- [Short task]:
Write out each line exactly as it stands, please.

- [Dataset extract]:
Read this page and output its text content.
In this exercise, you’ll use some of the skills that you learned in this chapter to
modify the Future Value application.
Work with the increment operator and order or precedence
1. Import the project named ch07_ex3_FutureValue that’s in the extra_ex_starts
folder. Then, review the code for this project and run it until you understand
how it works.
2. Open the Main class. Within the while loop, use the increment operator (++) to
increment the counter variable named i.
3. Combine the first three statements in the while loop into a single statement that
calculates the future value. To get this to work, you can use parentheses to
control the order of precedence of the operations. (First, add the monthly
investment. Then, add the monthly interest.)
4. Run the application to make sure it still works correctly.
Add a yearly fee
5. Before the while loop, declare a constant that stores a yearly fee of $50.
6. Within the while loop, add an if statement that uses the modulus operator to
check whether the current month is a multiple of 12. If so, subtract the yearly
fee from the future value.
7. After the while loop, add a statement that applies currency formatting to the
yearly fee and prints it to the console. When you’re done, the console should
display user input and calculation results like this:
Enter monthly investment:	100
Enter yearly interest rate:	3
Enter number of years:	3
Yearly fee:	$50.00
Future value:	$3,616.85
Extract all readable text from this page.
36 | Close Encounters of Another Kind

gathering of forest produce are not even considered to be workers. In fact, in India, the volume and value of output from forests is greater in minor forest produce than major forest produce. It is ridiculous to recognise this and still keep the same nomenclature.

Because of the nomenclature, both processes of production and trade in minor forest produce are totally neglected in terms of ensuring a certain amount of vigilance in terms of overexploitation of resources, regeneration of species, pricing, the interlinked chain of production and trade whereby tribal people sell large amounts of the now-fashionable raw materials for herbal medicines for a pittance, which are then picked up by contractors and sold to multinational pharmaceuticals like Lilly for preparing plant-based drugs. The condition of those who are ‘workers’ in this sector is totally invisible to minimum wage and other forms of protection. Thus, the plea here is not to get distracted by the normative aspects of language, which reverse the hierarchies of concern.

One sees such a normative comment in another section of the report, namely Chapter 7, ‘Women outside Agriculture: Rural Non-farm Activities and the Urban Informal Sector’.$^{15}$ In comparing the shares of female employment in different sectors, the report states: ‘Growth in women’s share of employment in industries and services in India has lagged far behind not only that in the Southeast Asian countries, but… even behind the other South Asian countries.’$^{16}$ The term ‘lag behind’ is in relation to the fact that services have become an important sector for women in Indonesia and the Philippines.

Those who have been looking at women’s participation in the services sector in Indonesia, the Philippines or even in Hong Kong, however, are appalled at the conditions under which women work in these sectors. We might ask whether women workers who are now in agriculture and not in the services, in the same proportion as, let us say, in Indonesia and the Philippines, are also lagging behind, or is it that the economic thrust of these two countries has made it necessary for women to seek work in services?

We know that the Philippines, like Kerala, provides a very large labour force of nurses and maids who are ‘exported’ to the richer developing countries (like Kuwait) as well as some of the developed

- [Result]:
Read this page and output its text content.
In this exercise, you’ll use some of the skills that you learned in this chapter to
modify the Future Value application.
Work with the increment operator and order or precedence
1. Import the project named ch07_ex3_FutureValue that’s in the extra_ex_starts
folder. Then, review the code for this project and run it until you understand
how it works.
2. Open the Main class. Within the while loop, use the increment operator (++) to
increment the counter variable named i.
3. Combine the first three statements in the while loop into a single statement that
calculates the future value. To get this to work, you can use parentheses to
control the order of precedence of the operations. (First, add the monthly
investment. Then, add the monthly interest.)
4. Run the application to make sure it still works correctly.
Add a yearly fee
5. Before the while loop, declare a constant that stores a yearly fee of $50.
6. Within the while loop, add an if statement that uses the modulus operator to
check whether the current month is a multiple of 12. If so, subtract the yearly
fee from the future value.
7. After the while loop, add a statement that applies currency formatting to the
yearly fee and prints it to the console. When you’re done, the console should
display user input and calculation results like this:
Enter monthly investment:	100
Enter yearly interest rate:	3
Enter number of years:	3
Yearly fee:	$50.00
Future value:	$3,616.85
Extract all readable text from this page.
36 | Close Encounters of Another Kind

gathering of forest produce are not even considered to be workers. In fact, in India, the volume and value of output from forests is greater in minor forest produce than major forest produce. It is ridiculous to recognise this and still keep the same nomenclature.

Because of the nomenclature, both processes of production and trade in minor forest produce are totally neglected in terms of ensuring a certain amount of vigilance in terms of overexploitation of resources, regeneration of species, pricing, the interlinked chain of production and trade whereby tribal people sell large amounts of the now-fashionable raw materials for herbal medicines for a pittance, which are then picked up by contractors and sold to multinational pharmaceuticals like Lilly for preparing plant-based drugs. The condition of those who are ‘workers’ in this sector is totally invisible to minimum wage and other forms of protection. Thus, the plea here is not to get distracted by the normative aspects of language, which reverse the hierarchies of concern.

One sees such a normative comment in another section of the report, namely Chapter 7, ‘Women outside Agriculture: Rural Non-farm Activities and the Urban Informal Sector’.$^{15}$ In comparing the shares of female employment in different sectors, the report states: ‘Growth in women’s share of employment in industries and services in India has lagged far behind not only that in the Southeast Asian countries, but… even behind the other South Asian countries.’$^{16}$ The term ‘lag behind’ is in relation to the fact that services have become an important sector for women in Indonesia and the Philippines.

Those who have been looking at women’s participation in the services sector in Indonesia, the Philippines or even in Hong Kong, however, are appalled at the conditions under which women work in these sectors. We might ask whether women workers who are now in agriculture and not in the services, in the same proportion as, let us say, in Indonesia and the Philippines, are also lagging behind, or is it that the economic thrust of these two countries has made it necessary for women to seek work in services?

We know that the Philippines, like Kerala, provides a very large labour force of nurses and maids who are ‘exported’ to the richer developing countries (like Kuwait) as well as some of the developed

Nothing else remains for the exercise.